• _Work to do_: Put every line of the material below into a JSON list of strings, one string per line, with blank lines and the pictures left out.

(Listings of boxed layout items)
§

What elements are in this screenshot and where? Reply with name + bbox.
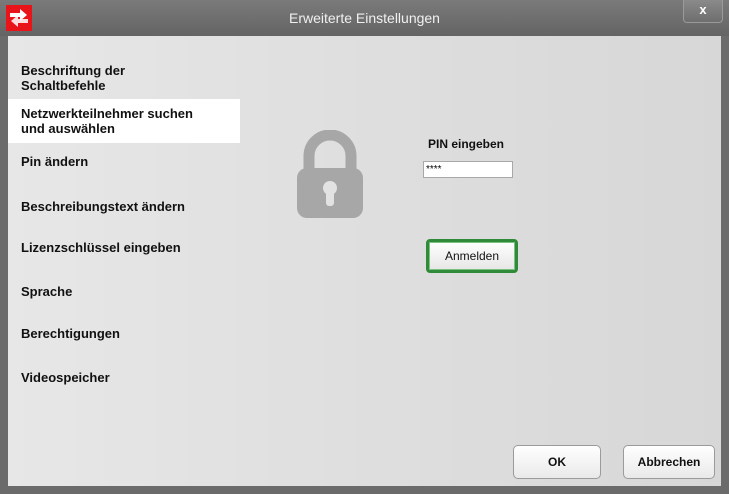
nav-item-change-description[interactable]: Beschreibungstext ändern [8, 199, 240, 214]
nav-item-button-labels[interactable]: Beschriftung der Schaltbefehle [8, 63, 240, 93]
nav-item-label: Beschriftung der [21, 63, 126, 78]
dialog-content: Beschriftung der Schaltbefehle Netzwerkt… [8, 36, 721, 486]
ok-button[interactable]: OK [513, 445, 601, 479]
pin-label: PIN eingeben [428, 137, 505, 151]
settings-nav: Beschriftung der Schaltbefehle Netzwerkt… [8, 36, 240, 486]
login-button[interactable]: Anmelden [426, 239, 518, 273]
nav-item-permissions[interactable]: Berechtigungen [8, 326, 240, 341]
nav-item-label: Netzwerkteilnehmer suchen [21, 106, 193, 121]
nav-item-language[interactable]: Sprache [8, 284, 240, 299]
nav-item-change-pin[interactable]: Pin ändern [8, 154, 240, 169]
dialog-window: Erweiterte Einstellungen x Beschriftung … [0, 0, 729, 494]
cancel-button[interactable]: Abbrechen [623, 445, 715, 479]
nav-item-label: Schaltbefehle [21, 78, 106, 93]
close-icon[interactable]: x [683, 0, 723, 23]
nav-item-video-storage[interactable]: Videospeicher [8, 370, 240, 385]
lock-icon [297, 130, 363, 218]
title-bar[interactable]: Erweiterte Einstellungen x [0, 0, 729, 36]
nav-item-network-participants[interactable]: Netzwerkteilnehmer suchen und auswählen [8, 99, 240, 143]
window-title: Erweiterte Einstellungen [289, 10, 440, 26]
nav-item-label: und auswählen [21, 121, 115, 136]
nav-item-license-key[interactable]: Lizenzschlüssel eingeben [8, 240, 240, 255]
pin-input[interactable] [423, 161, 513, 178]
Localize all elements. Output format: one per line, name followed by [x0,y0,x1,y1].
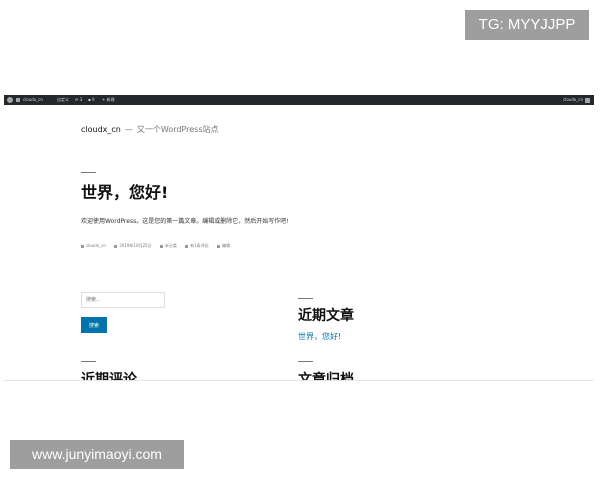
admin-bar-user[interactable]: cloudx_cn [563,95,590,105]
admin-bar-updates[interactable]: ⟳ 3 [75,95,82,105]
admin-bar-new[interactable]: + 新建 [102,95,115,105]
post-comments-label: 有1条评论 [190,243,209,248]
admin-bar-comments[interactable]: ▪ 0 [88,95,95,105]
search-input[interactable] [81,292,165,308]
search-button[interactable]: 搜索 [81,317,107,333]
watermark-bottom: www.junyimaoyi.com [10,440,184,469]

§

• _Exercise answer_:
[
  "What elements are in this screenshot and where? Reply with name + bbox.",
  "nav-item-change-description[interactable]: Beschreibungstext ändern [8, 199, 240, 214]",
  "nav-item-button-labels[interactable]: Beschriftung der Schaltbefehle [8, 63, 240, 93]",
  "nav-item-label: Beschriftung der [21, 63, 126, 78]",
  "dialog-content: Beschriftung der Schaltbefehle Netzwerkt… [8, 36, 721, 486]",
  "ok-button[interactable]: OK [513, 445, 601, 479]",
  "pin-label: PIN eingeben [428, 137, 505, 151]",
  "settings-nav: Beschriftung der Schaltbefehle Netzwerkt… [8, 36, 240, 486]",
  "login-button[interactable]: Anmelden [426, 239, 518, 273]",
  "nav-item-permissions[interactable]: Berechtigungen [8, 326, 240, 341]",
  "nav-item-label: Netzwerkteilnehmer suchen [21, 106, 193, 121]",
  "nav-item-language[interactable]: Sprache [8, 284, 240, 299]",
  "nav-item-change-pin[interactable]: Pin ändern [8, 154, 240, 169]",
  "dialog-window: Erweiterte Einstellungen x Beschriftung … [0, 0, 729, 494]",
  "cancel-button[interactable]: Abbrechen [623, 445, 715, 479]",
  "nav-item-label: Schaltbefehle [21, 78, 106, 93]",
  "close-icon[interactable]: x [683, 0, 723, 23]",
  "nav-item-video-storage[interactable]: Videospeicher [8, 370, 240, 385]",
  "lock-icon [297, 130, 363, 218]",
  "title-bar[interactable]: Erweiterte Einstellungen x [0, 0, 729, 36]",
  "nav-item-network-participants[interactable]: Netzwerkteilnehmer suchen und auswählen [8, 99, 240, 143]",
  "window-title: Erweiterte Einstellungen [289, 10, 440, 26]",
  "nav-item-label: und auswählen [21, 121, 115, 136]",
  "nav-item-license-key[interactable]: Lizenzschlüssel eingeben [8, 240, 240, 255]",
  "pin-input[interactable] [423, 161, 513, 178]",
  "Localize all elements. Output format: one per line, name followed by [x0,y0,x1,y1].",
  "admin-bar-user[interactable]: cloudx_cn [563,95,590,105]",
  "admin-bar-updates[interactable]: ⟳ 3 [75,95,82,105]",
  "admin-bar-new[interactable]: + 新建 [102,95,115,105]",
  "post-comments-label: 有1条评论 [190,243,209,248]",
  "admin-bar-comments[interactable]: ▪ 0 [88,95,95,105]",
  "search-input[interactable] [81,292,165,308]",
  "search-button[interactable]: 搜索 [81,317,107,333]",
  "watermark-bottom: www.junyimaoyi.com [10,440,184,469]"
]